==== Exercise materials ====
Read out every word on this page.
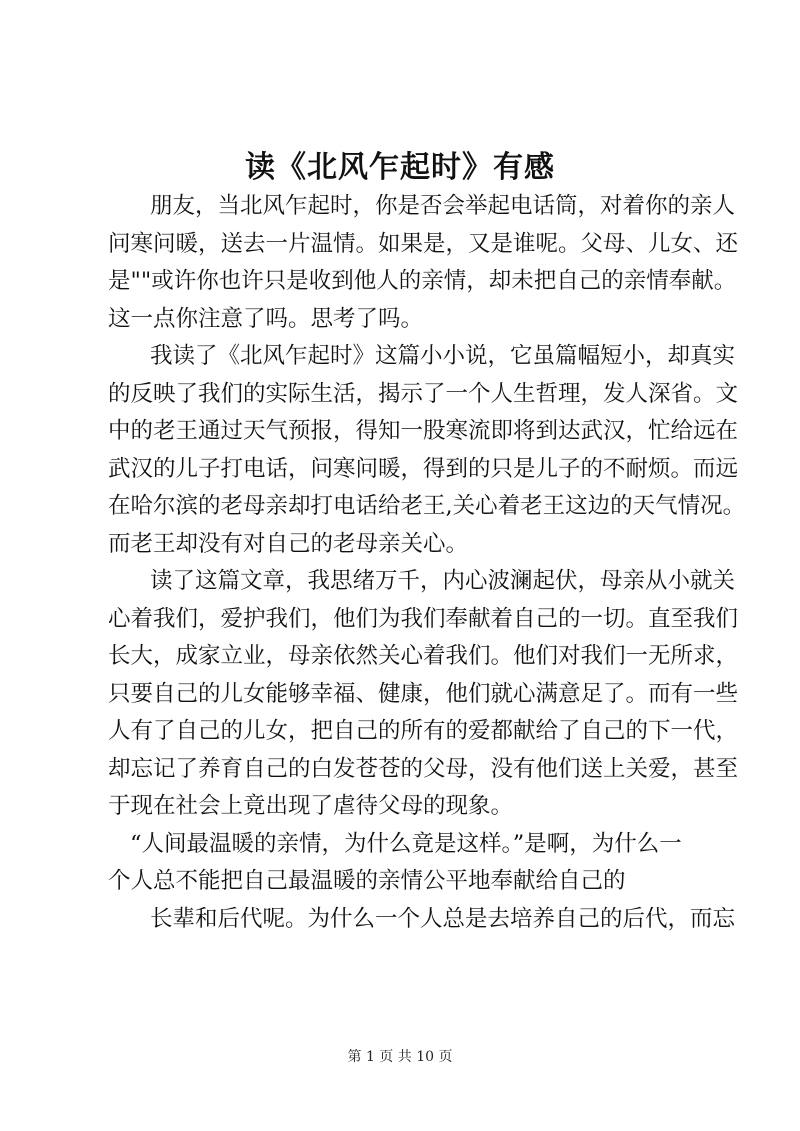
读《北风乍起时》有感
朋友，当北风乍起时，你是否会举起电话筒，对着你的亲人
问寒问暖，送去一片温情。如果是，又是谁呢。父母、儿女、还
是""或许你也许只是收到他人的亲情，却未把自己的亲情奉献。
这一点你注意了吗。思考了吗。
我读了《北风乍起时》这篇小小说，它虽篇幅短小，却真实
的反映了我们的实际生活，揭示了一个人生哲理，发人深省。文
中的老王通过天气预报，得知一股寒流即将到达武汉，忙给远在
武汉的儿子打电话，问寒问暖，得到的只是儿子的不耐烦。而远
在哈尔滨的老母亲却打电话给老王,关心着老王这边的天气情况。
而老王却没有对自己的老母亲关心。
读了这篇文章，我思绪万千，内心波澜起伏，母亲从小就关
心着我们，爱护我们，他们为我们奉献着自己的一切。直至我们
长大，成家立业，母亲依然关心着我们。他们对我们一无所求，
只要自己的儿女能够幸福、健康，他们就心满意足了。而有一些
人有了自己的儿女，把自己的所有的爱都献给了自己的下一代，
却忘记了养育自己的白发苍苍的父母，没有他们送上关爱，甚至
于现在社会上竟出现了虐待父母的现象。
“人间最温暖的亲情，为什么竟是这样。”是啊，为什么一
个人总不能把自己最温暖的亲情公平地奉献给自己的
长辈和后代呢。为什么一个人总是去培养自己的后代，而忘
第 1 页 共 10 页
====
- **The exercise**:
Every record above should come back exactly, but without its pictures.

- **The solution**:
Read out every word on this page.
读《北风乍起时》有感
朋友，当北风乍起时，你是否会举起电话筒，对着你的亲人
问寒问暖，送去一片温情。如果是，又是谁呢。父母、儿女、还
是""或许你也许只是收到他人的亲情，却未把自己的亲情奉献。
这一点你注意了吗。思考了吗。
我读了《北风乍起时》这篇小小说，它虽篇幅短小，却真实
的反映了我们的实际生活，揭示了一个人生哲理，发人深省。文
中的老王通过天气预报，得知一股寒流即将到达武汉，忙给远在
武汉的儿子打电话，问寒问暖，得到的只是儿子的不耐烦。而远
在哈尔滨的老母亲却打电话给老王,关心着老王这边的天气情况。
而老王却没有对自己的老母亲关心。
读了这篇文章，我思绪万千，内心波澜起伏，母亲从小就关
心着我们，爱护我们，他们为我们奉献着自己的一切。直至我们
长大，成家立业，母亲依然关心着我们。他们对我们一无所求，
只要自己的儿女能够幸福、健康，他们就心满意足了。而有一些
人有了自己的儿女，把自己的所有的爱都献给了自己的下一代，
却忘记了养育自己的白发苍苍的父母，没有他们送上关爱，甚至
于现在社会上竟出现了虐待父母的现象。
“人间最温暖的亲情，为什么竟是这样。”是啊，为什么一
个人总不能把自己最温暖的亲情公平地奉献给自己的
长辈和后代呢。为什么一个人总是去培养自己的后代，而忘
第 1 页 共 10 页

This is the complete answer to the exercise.